Challenge >>
Give the listing again exactly, omitting its images.

----

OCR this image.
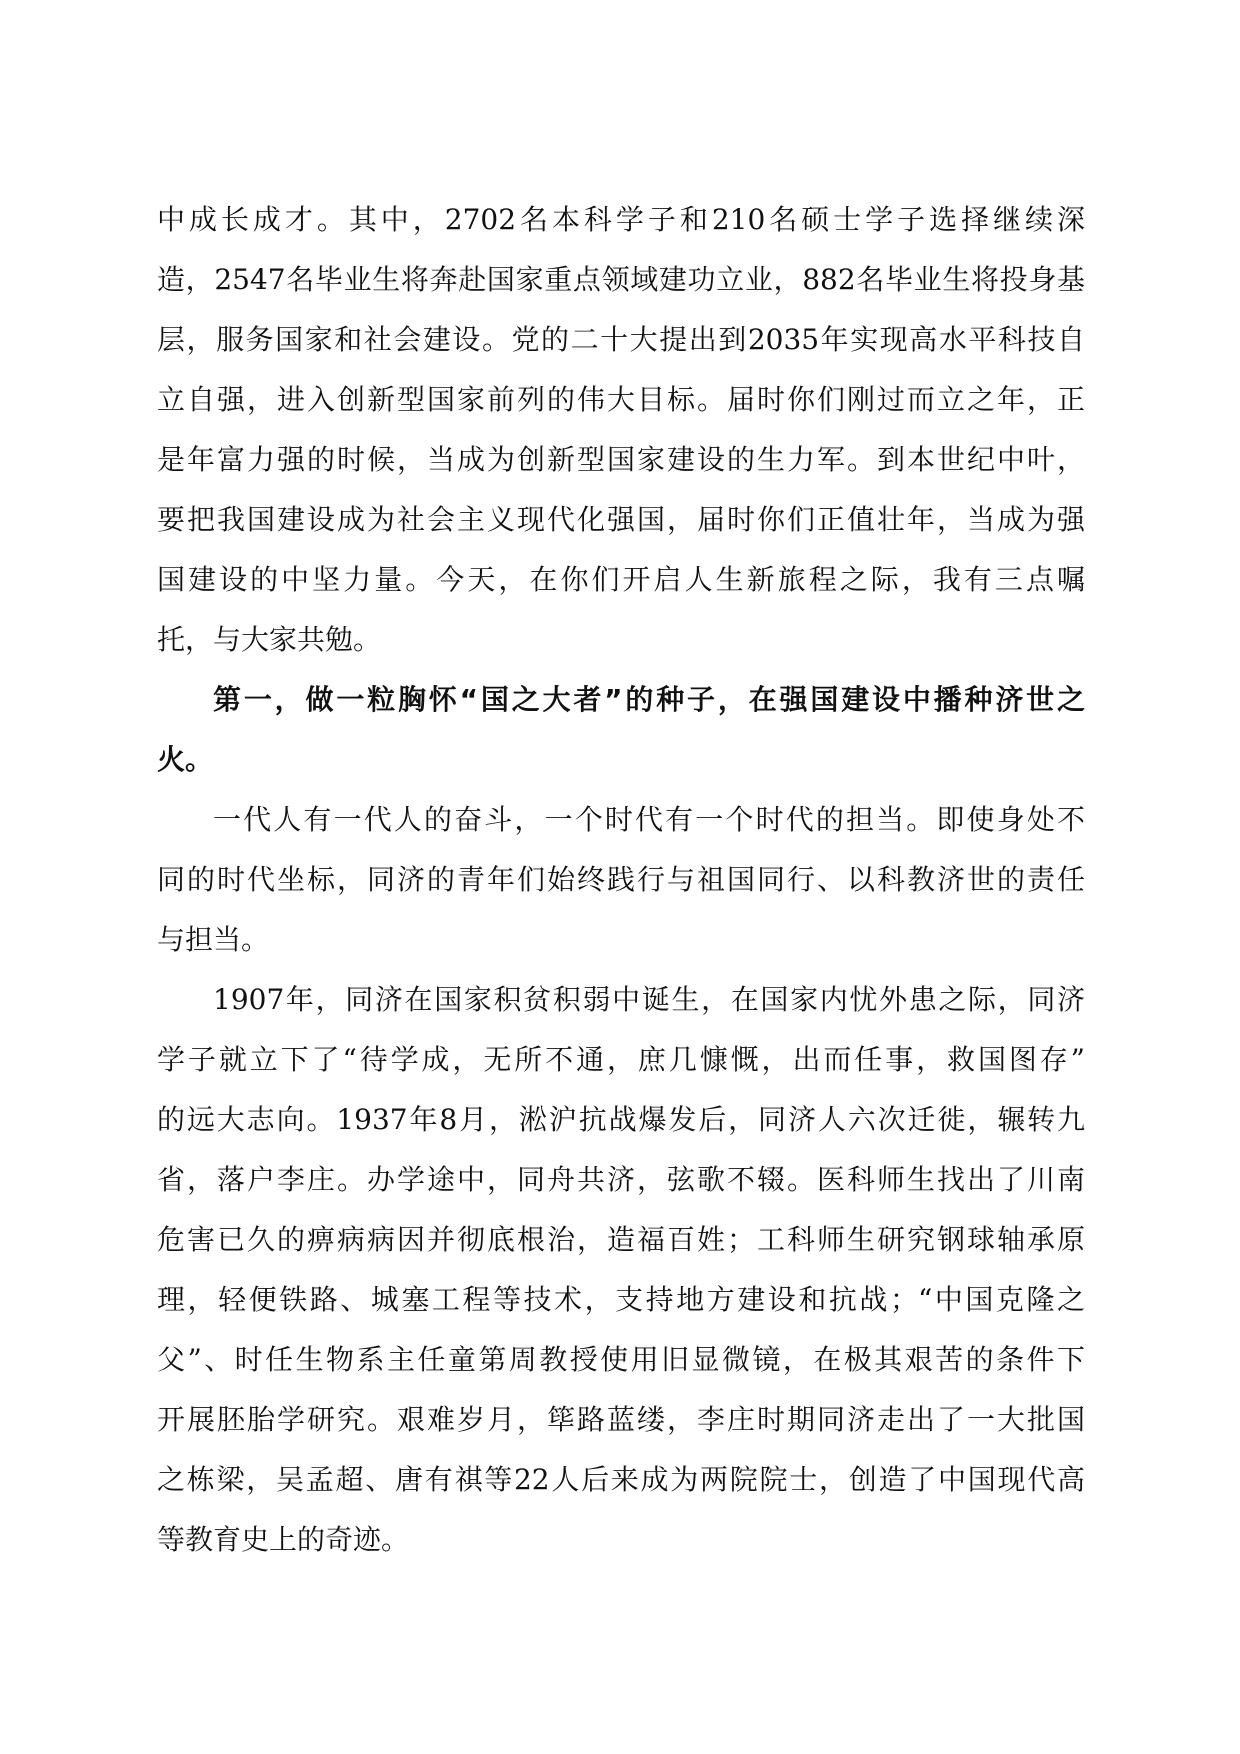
中成长成才。其中，2702名本科学子和210名硕士学子选择继续深
造，2547名毕业生将奔赴国家重点领域建功立业，882名毕业生将投身基
层，服务国家和社会建设。党的二十大提出到2035年实现高水平科技自
立自强，进入创新型国家前列的伟大目标。届时你们刚过而立之年，正
是年富力强的时候，当成为创新型国家建设的生力军。到本世纪中叶，
要把我国建设成为社会主义现代化强国，届时你们正值壮年，当成为强
国建设的中坚力量。今天，在你们开启人生新旅程之际，我有三点嘱
托，与大家共勉。
第一，做一粒胸怀“国之大者”的种子，在强国建设中播种济世之
火。
一代人有一代人的奋斗，一个时代有一个时代的担当。即使身处不
同的时代坐标，同济的青年们始终践行与祖国同行、以科教济世的责任
与担当。
1907年，同济在国家积贫积弱中诞生，在国家内忧外患之际，同济
学子就立下了“待学成，无所不通，庶几慷慨，出而任事，救国图存”
的远大志向。1937年8月，淞沪抗战爆发后，同济人六次迁徙，辗转九
省，落户李庄。办学途中，同舟共济，弦歌不辍。医科师生找出了川南
危害已久的痹病病因并彻底根治，造福百姓；工科师生研究钢球轴承原
理，轻便铁路、城塞工程等技术，支持地方建设和抗战；“中国克隆之
父”、时任生物系主任童第周教授使用旧显微镜，在极其艰苦的条件下
开展胚胎学研究。艰难岁月，筚路蓝缕，李庄时期同济走出了一大批国
之栋梁，吴孟超、唐有祺等22人后来成为两院院士，创造了中国现代高
等教育史上的奇迹。
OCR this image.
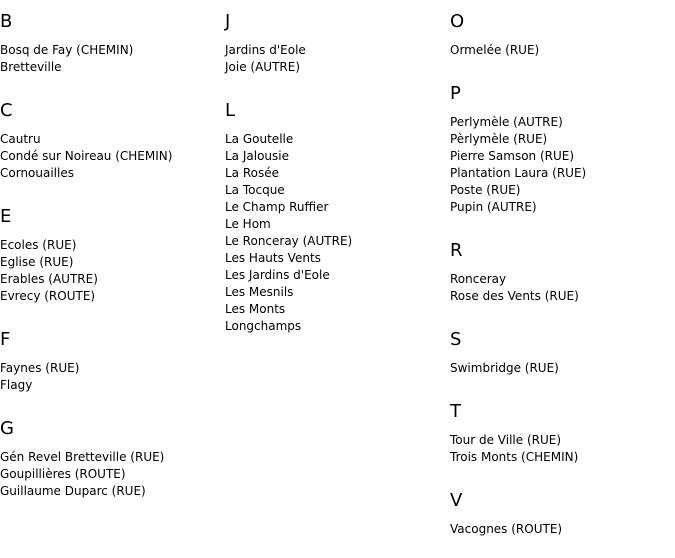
B
Bosq de Fay (CHEMIN)
Bretteville
C
Cautru
Condé sur Noireau (CHEMIN)
Cornouailles
E
Ecoles (RUE)
Eglise (RUE)
Erables (AUTRE)
Evrecy (ROUTE)
F
Faynes (RUE)
Flagy
G
Gén Revel Bretteville (RUE)
Goupillières (ROUTE)
Guillaume Duparc (RUE)
J
Jardins d'Eole
Joie (AUTRE)
L
La Goutelle
La Jalousie
La Rosée
La Tocque
Le Champ Ruffier
Le Hom
Le Ronceray (AUTRE)
Les Hauts Vents
Les Jardins d'Eole
Les Mesnils
Les Monts
Longchamps
O
Ormelée (RUE)
P
Perlymèle (AUTRE)
Pèrlymèle (RUE)
Pierre Samson (RUE)
Plantation Laura (RUE)
Poste (RUE)
Pupin (AUTRE)
R
Ronceray
Rose des Vents (RUE)
S
Swimbridge (RUE)
T
Tour de Ville (RUE)
Trois Monts (CHEMIN)
V
Vacognes (ROUTE)
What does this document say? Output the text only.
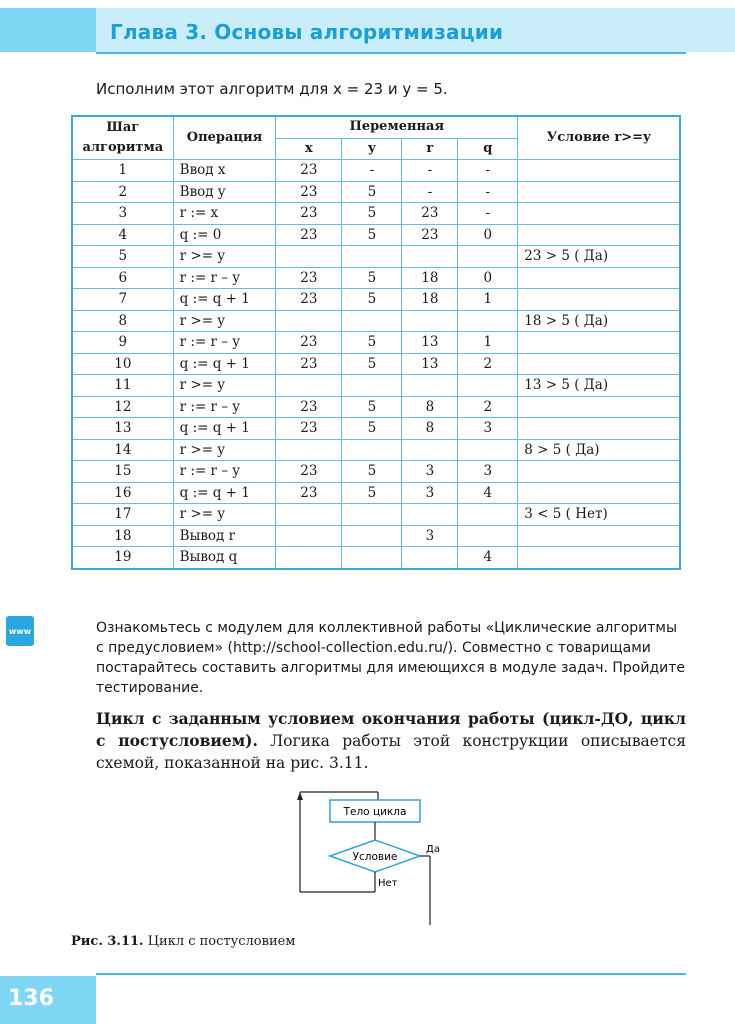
Глава 3. Основы алгоритмизации
Исполним этот алгоритм для x = 23 и y = 5.
Шаг алгоритма	Операция	Переменная				Условие r>=y
		x	y	r	q	
1	Ввод x	23	-	-	-	
2	Ввод y	23	5	-	-	
3	r := x	23	5	23	-	
4	q := 0	23	5	23	0	
5	r >= y					23 > 5 ( Да)
6	r := r – y	23	5	18	0	
7	q := q + 1	23	5	18	1	
8	r >= y					18 > 5 ( Да)
9	r := r – y	23	5	13	1	
10	q := q + 1	23	5	13	2	
11	r >= y					13 > 5 ( Да)
12	r := r – y	23	5	8	2	
13	q := q + 1	23	5	8	3	
14	r >= y					8 > 5 ( Да)
15	r := r – y	23	5	3	3	
16	q := q + 1	23	5	3	4	
17	r >= y					3 < 5 ( Нет)
18	Вывод r			3		
19	Вывод q				4	
www	Ознакомьтесь с модулем для коллективной работы «Циклические алгоритмы с предусловием» (http://school-collection.edu.ru/). Совместно с товарищами постарайтесь составить алгоритмы для имеющихся в модуле задач. Пройдите тестирование.
Цикл с заданным условием окончания работы (цикл-ДО, цикл с постусловием). Логика работы этой конструкции описывается схемой, показанной на рис. 3.11.
Тело цикла
Условие
Да
Нет
Рис. 3.11. Цикл с постусловием
136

----

Result of this task >>
OCR this image.
中成长成才。其中，2702名本科学子和210名硕士学子选择继续深
造，2547名毕业生将奔赴国家重点领域建功立业，882名毕业生将投身基
层，服务国家和社会建设。党的二十大提出到2035年实现高水平科技自
立自强，进入创新型国家前列的伟大目标。届时你们刚过而立之年，正
是年富力强的时候，当成为创新型国家建设的生力军。到本世纪中叶，
要把我国建设成为社会主义现代化强国，届时你们正值壮年，当成为强
国建设的中坚力量。今天，在你们开启人生新旅程之际，我有三点嘱
托，与大家共勉。
第一，做一粒胸怀“国之大者”的种子，在强国建设中播种济世之
火。
一代人有一代人的奋斗，一个时代有一个时代的担当。即使身处不
同的时代坐标，同济的青年们始终践行与祖国同行、以科教济世的责任
与担当。
1907年，同济在国家积贫积弱中诞生，在国家内忧外患之际，同济
学子就立下了“待学成，无所不通，庶几慷慨，出而任事，救国图存”
的远大志向。1937年8月，淞沪抗战爆发后，同济人六次迁徙，辗转九
省，落户李庄。办学途中，同舟共济，弦歌不辍。医科师生找出了川南
危害已久的痹病病因并彻底根治，造福百姓；工科师生研究钢球轴承原
理，轻便铁路、城塞工程等技术，支持地方建设和抗战；“中国克隆之
父”、时任生物系主任童第周教授使用旧显微镜，在极其艰苦的条件下
开展胚胎学研究。艰难岁月，筚路蓝缕，李庄时期同济走出了一大批国
之栋梁，吴孟超、唐有祺等22人后来成为两院院士，创造了中国现代高
等教育史上的奇迹。
OCR this image.
B
Bosq de Fay (CHEMIN)
Bretteville
C
Cautru
Condé sur Noireau (CHEMIN)
Cornouailles
E
Ecoles (RUE)
Eglise (RUE)
Erables (AUTRE)
Evrecy (ROUTE)
F
Faynes (RUE)
Flagy
G
Gén Revel Bretteville (RUE)
Goupillières (ROUTE)
Guillaume Duparc (RUE)
J
Jardins d'Eole
Joie (AUTRE)
L
La Goutelle
La Jalousie
La Rosée
La Tocque
Le Champ Ruffier
Le Hom
Le Ronceray (AUTRE)
Les Hauts Vents
Les Jardins d'Eole
Les Mesnils
Les Monts
Longchamps
O
Ormelée (RUE)
P
Perlymèle (AUTRE)
Pèrlymèle (RUE)
Pierre Samson (RUE)
Plantation Laura (RUE)
Poste (RUE)
Pupin (AUTRE)
R
Ronceray
Rose des Vents (RUE)
S
Swimbridge (RUE)
T
Tour de Ville (RUE)
Trois Monts (CHEMIN)
V
Vacognes (ROUTE)
What does this document say? Output the text only.
Глава 3. Основы алгоритмизации
Исполним этот алгоритм для x = 23 и y = 5.
Шаг алгоритма	Операция	Переменная				Условие r>=y
		x	y	r	q	
1	Ввод x	23	-	-	-	
2	Ввод y	23	5	-	-	
3	r := x	23	5	23	-	
4	q := 0	23	5	23	0	
5	r >= y					23 > 5 ( Да)
6	r := r – y	23	5	18	0	
7	q := q + 1	23	5	18	1	
8	r >= y					18 > 5 ( Да)
9	r := r – y	23	5	13	1	
10	q := q + 1	23	5	13	2	
11	r >= y					13 > 5 ( Да)
12	r := r – y	23	5	8	2	
13	q := q + 1	23	5	8	3	
14	r >= y					8 > 5 ( Да)
15	r := r – y	23	5	3	3	
16	q := q + 1	23	5	3	4	
17	r >= y					3 < 5 ( Нет)
18	Вывод r			3		
19	Вывод q				4	
www	Ознакомьтесь с модулем для коллективной работы «Циклические алгоритмы с предусловием» (http://school-collection.edu.ru/). Совместно с товарищами постарайтесь составить алгоритмы для имеющихся в модуле задач. Пройдите тестирование.
Цикл с заданным условием окончания работы (цикл-ДО, цикл с постусловием). Логика работы этой конструкции описывается схемой, показанной на рис. 3.11.
Тело цикла
Условие
Да
Нет
Рис. 3.11. Цикл с постусловием
136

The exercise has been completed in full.